**Brief**
Set down, without alteration, the lines from the one that contains "Give me the" through the final line of the material below.

─── Input rows ───

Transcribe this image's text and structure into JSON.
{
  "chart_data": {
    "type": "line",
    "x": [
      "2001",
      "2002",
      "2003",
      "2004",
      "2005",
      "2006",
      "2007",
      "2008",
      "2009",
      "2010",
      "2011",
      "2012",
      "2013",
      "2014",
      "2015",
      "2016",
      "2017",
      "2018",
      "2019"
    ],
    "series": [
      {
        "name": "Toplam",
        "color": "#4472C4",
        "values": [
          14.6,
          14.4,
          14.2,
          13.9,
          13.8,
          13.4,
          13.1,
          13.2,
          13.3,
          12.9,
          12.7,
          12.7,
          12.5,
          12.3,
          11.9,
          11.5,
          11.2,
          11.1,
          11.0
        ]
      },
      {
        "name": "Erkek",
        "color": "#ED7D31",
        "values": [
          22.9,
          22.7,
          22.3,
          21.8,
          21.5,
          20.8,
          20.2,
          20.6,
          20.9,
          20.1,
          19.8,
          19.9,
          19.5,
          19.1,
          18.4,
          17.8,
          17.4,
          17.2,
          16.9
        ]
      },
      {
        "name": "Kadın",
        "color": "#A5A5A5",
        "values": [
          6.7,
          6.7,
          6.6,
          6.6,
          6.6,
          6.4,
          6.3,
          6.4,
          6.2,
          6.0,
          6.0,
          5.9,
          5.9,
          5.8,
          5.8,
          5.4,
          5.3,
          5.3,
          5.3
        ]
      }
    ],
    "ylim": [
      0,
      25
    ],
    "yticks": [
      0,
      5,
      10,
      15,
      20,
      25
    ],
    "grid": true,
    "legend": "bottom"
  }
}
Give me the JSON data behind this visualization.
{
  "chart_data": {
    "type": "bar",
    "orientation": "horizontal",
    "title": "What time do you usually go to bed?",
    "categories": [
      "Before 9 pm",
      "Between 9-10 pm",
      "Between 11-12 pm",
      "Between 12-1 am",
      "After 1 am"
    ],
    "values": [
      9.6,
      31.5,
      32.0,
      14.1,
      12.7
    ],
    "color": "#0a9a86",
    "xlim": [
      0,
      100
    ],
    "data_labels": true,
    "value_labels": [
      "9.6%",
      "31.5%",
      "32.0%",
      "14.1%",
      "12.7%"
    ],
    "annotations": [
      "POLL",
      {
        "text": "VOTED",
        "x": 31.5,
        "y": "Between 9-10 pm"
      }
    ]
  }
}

───

**Completed task**
Give me the JSON data behind this visualization.
{
  "chart_data": {
    "type": "bar",
    "orientation": "horizontal",
    "title": "What time do you usually go to bed?",
    "categories": [
      "Before 9 pm",
      "Between 9-10 pm",
      "Between 11-12 pm",
      "Between 12-1 am",
      "After 1 am"
    ],
    "values": [
      9.6,
      31.5,
      32.0,
      14.1,
      12.7
    ],
    "color": "#0a9a86",
    "xlim": [
      0,
      100
    ],
    "data_labels": true,
    "value_labels": [
      "9.6%",
      "31.5%",
      "32.0%",
      "14.1%",
      "12.7%"
    ],
    "annotations": [
      "POLL",
      {
        "text": "VOTED",
        "x": 31.5,
        "y": "Between 9-10 pm"
      }
    ]
  }
}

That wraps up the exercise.